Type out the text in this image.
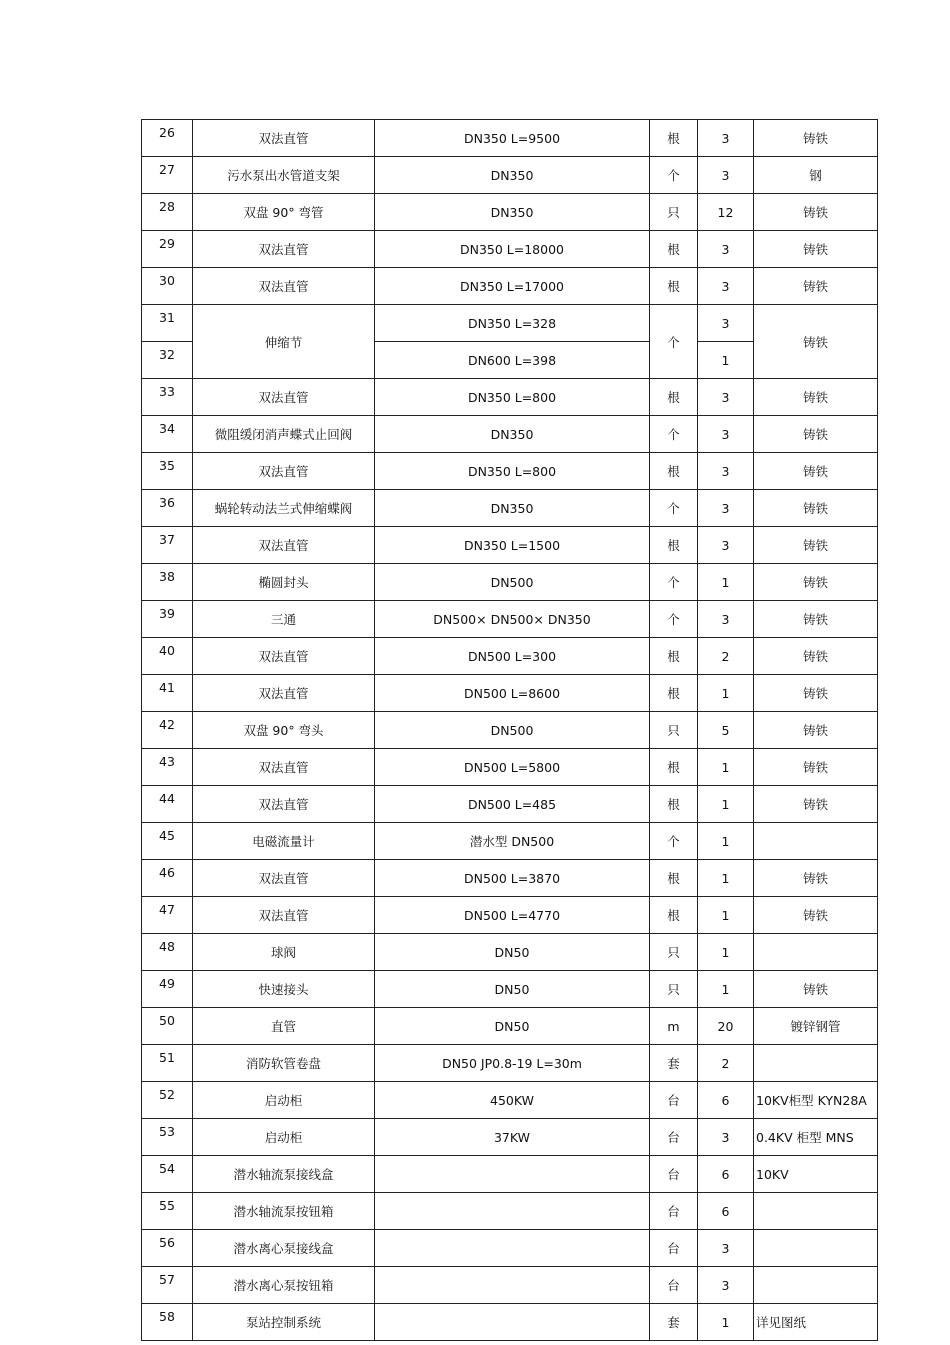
26	双法直管	DN350 L=9500	根	3	铸铁
27	污水泵出水管道支架	DN350	个	3	钢
28	双盘 90° 弯管	DN350	只	12	铸铁
29	双法直管	DN350 L=18000	根	3	铸铁
30	双法直管	DN350 L=17000	根	3	铸铁
31	伸缩节	DN350 L=328	个	3	铸铁
32		DN600 L=398		1	
33	双法直管	DN350 L=800	根	3	铸铁
34	微阻缓闭消声蝶式止回阀	DN350	个	3	铸铁
35	双法直管	DN350 L=800	根	3	铸铁
36	蜗轮转动法兰式伸缩蝶阀	DN350	个	3	铸铁
37	双法直管	DN350 L=1500	根	3	铸铁
38	椭圆封头	DN500	个	1	铸铁
39	三通	DN500× DN500× DN350	个	3	铸铁
40	双法直管	DN500 L=300	根	2	铸铁
41	双法直管	DN500 L=8600	根	1	铸铁
42	双盘 90° 弯头	DN500	只	5	铸铁
43	双法直管	DN500 L=5800	根	1	铸铁
44	双法直管	DN500 L=485	根	1	铸铁
45	电磁流量计	潜水型 DN500	个	1	
46	双法直管	DN500 L=3870	根	1	铸铁
47	双法直管	DN500 L=4770	根	1	铸铁
48	球阀	DN50	只	1	
49	快速接头	DN50	只	1	铸铁
50	直管	DN50	m	20	镀锌钢管
51	消防软管卷盘	DN50 JP0.8-19 L=30m	套	2	
52	启动柜	450KW	台	6	10KV柜型 KYN28A
53	启动柜	37KW	台	3	0.4KV 柜型 MNS
54	潜水轴流泵接线盒		台	6	10KV
55	潜水轴流泵按钮箱		台	6	
56	潜水离心泵接线盒		台	3	
57	潜水离心泵按钮箱		台	3	
58	泵站控制系统		套	1	详见图纸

======

The task
Copy out every line of the data that includes the word "双法直管".

Complete response
26	双法直管	DN350 L=9500	根	3	铸铁
29	双法直管	DN350 L=18000	根	3	铸铁
30	双法直管	DN350 L=17000	根	3	铸铁
33	双法直管	DN350 L=800	根	3	铸铁
35	双法直管	DN350 L=800	根	3	铸铁
37	双法直管	DN350 L=1500	根	3	铸铁
40	双法直管	DN500 L=300	根	2	铸铁
41	双法直管	DN500 L=8600	根	1	铸铁
43	双法直管	DN500 L=5800	根	1	铸铁
44	双法直管	DN500 L=485	根	1	铸铁
46	双法直管	DN500 L=3870	根	1	铸铁
47	双法直管	DN500 L=4770	根	1	铸铁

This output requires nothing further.